-------- Data for this exercise --------
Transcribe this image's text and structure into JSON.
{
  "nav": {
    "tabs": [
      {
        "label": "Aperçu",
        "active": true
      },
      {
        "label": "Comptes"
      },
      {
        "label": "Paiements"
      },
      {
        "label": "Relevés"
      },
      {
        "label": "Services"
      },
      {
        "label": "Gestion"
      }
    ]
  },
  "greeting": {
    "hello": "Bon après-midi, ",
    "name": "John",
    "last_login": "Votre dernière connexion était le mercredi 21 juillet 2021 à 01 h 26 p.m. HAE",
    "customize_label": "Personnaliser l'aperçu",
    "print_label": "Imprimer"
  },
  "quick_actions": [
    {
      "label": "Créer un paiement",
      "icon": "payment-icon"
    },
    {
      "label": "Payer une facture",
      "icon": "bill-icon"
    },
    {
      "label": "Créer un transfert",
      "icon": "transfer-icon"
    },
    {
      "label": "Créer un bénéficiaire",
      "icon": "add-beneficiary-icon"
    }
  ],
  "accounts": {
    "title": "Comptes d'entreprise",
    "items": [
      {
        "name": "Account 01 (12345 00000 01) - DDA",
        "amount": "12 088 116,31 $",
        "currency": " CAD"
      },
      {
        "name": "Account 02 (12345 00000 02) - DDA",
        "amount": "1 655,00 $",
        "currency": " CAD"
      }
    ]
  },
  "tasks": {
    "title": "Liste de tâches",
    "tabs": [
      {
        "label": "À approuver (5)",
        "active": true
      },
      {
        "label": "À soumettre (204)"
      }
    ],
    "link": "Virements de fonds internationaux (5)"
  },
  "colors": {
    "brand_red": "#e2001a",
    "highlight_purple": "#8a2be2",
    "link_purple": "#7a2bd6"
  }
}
--------
-------- Data for this exercise --------
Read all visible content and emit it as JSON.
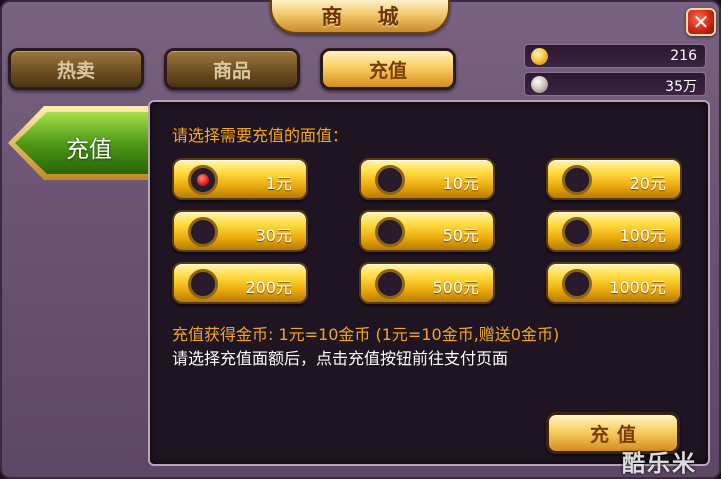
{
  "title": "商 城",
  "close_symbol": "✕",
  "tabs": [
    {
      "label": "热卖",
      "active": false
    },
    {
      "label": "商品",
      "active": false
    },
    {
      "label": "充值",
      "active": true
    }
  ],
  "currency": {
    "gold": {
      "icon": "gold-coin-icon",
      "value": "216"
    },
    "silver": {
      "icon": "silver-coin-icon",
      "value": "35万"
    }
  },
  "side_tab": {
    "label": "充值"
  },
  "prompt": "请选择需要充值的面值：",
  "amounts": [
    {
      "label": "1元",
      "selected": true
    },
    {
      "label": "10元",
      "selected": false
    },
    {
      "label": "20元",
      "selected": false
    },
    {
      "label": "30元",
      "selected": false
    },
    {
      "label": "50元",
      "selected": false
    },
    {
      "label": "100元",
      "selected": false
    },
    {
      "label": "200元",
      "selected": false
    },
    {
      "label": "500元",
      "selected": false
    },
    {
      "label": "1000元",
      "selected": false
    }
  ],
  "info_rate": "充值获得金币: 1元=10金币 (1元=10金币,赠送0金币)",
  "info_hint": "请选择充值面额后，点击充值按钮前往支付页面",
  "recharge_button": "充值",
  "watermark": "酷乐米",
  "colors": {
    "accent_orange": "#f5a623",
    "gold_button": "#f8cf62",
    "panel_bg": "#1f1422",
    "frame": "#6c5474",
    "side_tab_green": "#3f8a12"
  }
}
--------
_Challenge_
For the data above, state how many lines contain "name"; the number is the whole answer.

_Exercise result_
3